--- start Raw records ---
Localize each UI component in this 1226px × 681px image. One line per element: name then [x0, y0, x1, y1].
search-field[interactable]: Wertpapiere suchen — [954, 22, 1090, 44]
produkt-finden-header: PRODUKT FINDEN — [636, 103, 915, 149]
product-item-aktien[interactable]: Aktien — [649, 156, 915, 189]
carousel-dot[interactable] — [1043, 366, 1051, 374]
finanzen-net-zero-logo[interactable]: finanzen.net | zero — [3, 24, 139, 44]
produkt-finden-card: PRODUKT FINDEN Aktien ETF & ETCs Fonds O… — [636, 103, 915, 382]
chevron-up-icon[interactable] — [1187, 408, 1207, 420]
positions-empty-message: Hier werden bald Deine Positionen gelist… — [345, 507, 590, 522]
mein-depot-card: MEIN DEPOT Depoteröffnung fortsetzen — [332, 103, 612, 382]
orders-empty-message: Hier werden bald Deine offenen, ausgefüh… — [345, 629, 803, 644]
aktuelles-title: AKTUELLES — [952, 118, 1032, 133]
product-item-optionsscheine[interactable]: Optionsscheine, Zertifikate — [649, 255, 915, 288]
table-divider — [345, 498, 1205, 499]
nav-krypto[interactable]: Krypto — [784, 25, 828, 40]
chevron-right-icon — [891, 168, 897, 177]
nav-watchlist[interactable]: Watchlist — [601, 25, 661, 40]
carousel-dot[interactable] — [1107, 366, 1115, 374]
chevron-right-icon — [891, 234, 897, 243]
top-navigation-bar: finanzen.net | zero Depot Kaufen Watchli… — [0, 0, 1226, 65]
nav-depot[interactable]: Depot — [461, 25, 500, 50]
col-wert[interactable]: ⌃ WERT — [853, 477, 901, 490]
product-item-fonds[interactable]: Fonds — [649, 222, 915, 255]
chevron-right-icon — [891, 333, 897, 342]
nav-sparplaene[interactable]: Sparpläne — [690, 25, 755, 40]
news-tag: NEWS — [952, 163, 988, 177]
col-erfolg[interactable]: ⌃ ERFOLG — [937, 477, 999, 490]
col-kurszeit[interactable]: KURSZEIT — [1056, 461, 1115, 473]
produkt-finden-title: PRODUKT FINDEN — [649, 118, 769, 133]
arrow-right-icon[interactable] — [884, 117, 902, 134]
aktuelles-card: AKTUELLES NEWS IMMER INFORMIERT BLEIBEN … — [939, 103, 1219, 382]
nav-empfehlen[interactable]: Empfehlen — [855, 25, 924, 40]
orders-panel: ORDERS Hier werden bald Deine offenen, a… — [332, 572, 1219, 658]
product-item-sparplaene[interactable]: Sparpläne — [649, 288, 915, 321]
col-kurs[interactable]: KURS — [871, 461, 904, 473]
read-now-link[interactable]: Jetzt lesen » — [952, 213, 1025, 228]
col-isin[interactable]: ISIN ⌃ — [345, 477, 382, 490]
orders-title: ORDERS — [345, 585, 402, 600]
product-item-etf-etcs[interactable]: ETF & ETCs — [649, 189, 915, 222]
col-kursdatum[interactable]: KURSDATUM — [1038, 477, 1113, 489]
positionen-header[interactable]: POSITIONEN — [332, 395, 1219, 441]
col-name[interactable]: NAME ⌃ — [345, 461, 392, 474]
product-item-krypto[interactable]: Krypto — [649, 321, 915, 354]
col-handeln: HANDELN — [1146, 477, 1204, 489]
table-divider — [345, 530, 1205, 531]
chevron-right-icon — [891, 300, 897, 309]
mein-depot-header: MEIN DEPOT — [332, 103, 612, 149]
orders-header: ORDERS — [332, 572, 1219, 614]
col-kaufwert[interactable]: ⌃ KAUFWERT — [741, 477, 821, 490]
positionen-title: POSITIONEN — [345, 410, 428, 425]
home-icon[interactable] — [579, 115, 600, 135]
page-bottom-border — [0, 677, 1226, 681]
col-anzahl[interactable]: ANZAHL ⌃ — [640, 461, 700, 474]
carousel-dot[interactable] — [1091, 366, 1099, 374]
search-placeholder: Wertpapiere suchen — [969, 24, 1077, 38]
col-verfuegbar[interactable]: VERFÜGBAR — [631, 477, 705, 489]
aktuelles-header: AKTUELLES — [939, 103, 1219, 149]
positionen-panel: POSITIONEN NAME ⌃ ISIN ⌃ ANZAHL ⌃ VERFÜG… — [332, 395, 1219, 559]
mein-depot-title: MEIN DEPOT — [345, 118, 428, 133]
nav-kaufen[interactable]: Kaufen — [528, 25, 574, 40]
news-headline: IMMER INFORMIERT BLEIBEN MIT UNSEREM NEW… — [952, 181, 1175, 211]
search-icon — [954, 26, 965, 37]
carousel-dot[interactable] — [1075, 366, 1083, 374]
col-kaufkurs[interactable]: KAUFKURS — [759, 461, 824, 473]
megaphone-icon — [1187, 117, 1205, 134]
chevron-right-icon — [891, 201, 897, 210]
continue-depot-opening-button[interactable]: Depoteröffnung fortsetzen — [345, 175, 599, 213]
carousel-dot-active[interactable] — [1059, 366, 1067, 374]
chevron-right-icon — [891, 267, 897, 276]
--- end Raw records ---
:: The problem ::
Please pull out each line above that contains the word "panel". Case counts.

:: Task response ::
orders-panel: ORDERS Hier werden bald Deine offenen, a… — [332, 572, 1219, 658]
positionen-panel: POSITIONEN NAME ⌃ ISIN ⌃ ANZAHL ⌃ VERFÜG… — [332, 395, 1219, 559]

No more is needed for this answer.